§ **Problem**
The required output is the line that contains "Convert this screenshot" plus every line after it in the listing below, copied exactly as it appears.
--*--
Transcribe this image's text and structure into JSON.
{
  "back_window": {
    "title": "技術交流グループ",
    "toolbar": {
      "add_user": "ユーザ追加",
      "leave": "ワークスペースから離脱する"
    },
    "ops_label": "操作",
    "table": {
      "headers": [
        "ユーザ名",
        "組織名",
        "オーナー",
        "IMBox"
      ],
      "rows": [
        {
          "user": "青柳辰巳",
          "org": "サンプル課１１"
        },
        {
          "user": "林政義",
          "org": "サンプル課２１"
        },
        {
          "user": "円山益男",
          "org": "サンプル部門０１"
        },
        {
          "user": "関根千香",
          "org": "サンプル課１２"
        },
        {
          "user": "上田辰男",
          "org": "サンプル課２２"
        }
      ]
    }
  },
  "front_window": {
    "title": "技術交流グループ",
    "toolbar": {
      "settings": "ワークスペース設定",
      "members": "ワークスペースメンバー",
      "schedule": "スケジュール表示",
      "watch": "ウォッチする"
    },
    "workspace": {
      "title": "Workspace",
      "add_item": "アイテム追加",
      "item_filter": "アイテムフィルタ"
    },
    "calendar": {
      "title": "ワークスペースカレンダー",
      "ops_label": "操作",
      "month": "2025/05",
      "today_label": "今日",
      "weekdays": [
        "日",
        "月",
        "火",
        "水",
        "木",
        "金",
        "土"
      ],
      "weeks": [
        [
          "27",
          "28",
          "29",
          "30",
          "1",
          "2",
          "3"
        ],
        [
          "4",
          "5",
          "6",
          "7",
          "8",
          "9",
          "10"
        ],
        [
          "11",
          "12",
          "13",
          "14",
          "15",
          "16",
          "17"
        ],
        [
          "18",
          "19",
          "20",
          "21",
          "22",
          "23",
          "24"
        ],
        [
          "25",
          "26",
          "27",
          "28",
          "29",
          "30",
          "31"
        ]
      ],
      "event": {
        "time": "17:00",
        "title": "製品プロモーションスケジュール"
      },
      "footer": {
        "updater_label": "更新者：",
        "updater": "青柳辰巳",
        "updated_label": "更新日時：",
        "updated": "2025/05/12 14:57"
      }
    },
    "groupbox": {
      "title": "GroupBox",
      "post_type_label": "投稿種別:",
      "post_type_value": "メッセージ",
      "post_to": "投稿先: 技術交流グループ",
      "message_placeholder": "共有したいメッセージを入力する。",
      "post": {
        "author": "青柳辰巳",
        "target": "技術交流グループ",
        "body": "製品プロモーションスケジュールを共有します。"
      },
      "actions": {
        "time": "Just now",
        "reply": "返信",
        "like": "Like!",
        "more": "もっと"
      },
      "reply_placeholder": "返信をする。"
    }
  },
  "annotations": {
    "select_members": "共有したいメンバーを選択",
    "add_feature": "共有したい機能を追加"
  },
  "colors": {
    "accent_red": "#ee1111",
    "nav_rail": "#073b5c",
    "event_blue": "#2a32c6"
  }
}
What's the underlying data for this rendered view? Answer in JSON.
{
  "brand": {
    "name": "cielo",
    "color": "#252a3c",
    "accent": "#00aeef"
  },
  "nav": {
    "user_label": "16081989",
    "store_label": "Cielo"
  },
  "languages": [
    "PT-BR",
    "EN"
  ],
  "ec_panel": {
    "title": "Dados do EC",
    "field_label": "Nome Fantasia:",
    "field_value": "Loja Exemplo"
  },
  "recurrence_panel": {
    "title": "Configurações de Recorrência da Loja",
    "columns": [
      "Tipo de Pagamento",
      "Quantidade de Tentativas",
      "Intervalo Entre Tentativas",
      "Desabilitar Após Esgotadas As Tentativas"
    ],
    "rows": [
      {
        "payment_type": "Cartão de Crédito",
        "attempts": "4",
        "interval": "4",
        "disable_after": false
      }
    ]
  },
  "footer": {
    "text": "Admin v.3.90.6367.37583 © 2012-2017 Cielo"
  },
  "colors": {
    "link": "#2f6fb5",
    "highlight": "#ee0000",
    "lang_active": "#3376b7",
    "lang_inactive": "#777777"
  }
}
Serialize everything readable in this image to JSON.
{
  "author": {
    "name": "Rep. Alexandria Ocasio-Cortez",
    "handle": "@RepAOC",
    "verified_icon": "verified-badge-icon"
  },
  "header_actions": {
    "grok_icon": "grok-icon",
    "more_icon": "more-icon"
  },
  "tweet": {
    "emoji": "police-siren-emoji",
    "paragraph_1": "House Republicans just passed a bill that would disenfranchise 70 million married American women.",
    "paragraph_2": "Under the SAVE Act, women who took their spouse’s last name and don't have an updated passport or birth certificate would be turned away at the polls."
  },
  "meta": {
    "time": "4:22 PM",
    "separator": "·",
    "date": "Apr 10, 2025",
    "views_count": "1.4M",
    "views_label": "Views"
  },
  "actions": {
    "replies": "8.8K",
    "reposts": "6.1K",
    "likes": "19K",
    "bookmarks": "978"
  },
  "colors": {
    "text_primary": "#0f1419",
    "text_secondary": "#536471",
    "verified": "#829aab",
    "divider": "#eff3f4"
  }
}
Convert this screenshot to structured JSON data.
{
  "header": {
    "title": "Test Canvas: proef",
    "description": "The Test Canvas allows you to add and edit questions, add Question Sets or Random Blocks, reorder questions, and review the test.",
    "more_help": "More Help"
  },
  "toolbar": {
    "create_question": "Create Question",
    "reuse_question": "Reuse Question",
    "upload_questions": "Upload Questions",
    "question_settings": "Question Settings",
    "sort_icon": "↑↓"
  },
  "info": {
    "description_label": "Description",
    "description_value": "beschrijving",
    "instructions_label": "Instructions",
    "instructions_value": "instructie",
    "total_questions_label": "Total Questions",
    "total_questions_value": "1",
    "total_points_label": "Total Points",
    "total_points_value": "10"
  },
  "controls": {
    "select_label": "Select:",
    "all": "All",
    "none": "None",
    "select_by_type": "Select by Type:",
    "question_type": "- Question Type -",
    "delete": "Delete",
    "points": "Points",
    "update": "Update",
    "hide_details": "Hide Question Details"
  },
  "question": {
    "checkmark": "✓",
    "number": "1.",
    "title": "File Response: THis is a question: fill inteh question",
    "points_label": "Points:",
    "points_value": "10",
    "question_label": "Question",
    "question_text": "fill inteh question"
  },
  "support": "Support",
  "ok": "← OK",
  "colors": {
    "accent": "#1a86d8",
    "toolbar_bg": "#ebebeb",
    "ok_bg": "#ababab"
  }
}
--*--
§ **Solution to this exercise**
Convert this screenshot to structured JSON data.
{
  "header": {
    "title": "Test Canvas: proef",
    "description": "The Test Canvas allows you to add and edit questions, add Question Sets or Random Blocks, reorder questions, and review the test.",
    "more_help": "More Help"
  },
  "toolbar": {
    "create_question": "Create Question",
    "reuse_question": "Reuse Question",
    "upload_questions": "Upload Questions",
    "question_settings": "Question Settings",
    "sort_icon": "↑↓"
  },
  "info": {
    "description_label": "Description",
    "description_value": "beschrijving",
    "instructions_label": "Instructions",
    "instructions_value": "instructie",
    "total_questions_label": "Total Questions",
    "total_questions_value": "1",
    "total_points_label": "Total Points",
    "total_points_value": "10"
  },
  "controls": {
    "select_label": "Select:",
    "all": "All",
    "none": "None",
    "select_by_type": "Select by Type:",
    "question_type": "- Question Type -",
    "delete": "Delete",
    "points": "Points",
    "update": "Update",
    "hide_details": "Hide Question Details"
  },
  "question": {
    "checkmark": "✓",
    "number": "1.",
    "title": "File Response: THis is a question: fill inteh question",
    "points_label": "Points:",
    "points_value": "10",
    "question_label": "Question",
    "question_text": "fill inteh question"
  },
  "support": "Support",
  "ok": "← OK",
  "colors": {
    "accent": "#1a86d8",
    "toolbar_bg": "#ebebeb",
    "ok_bg": "#ababab"
  }
}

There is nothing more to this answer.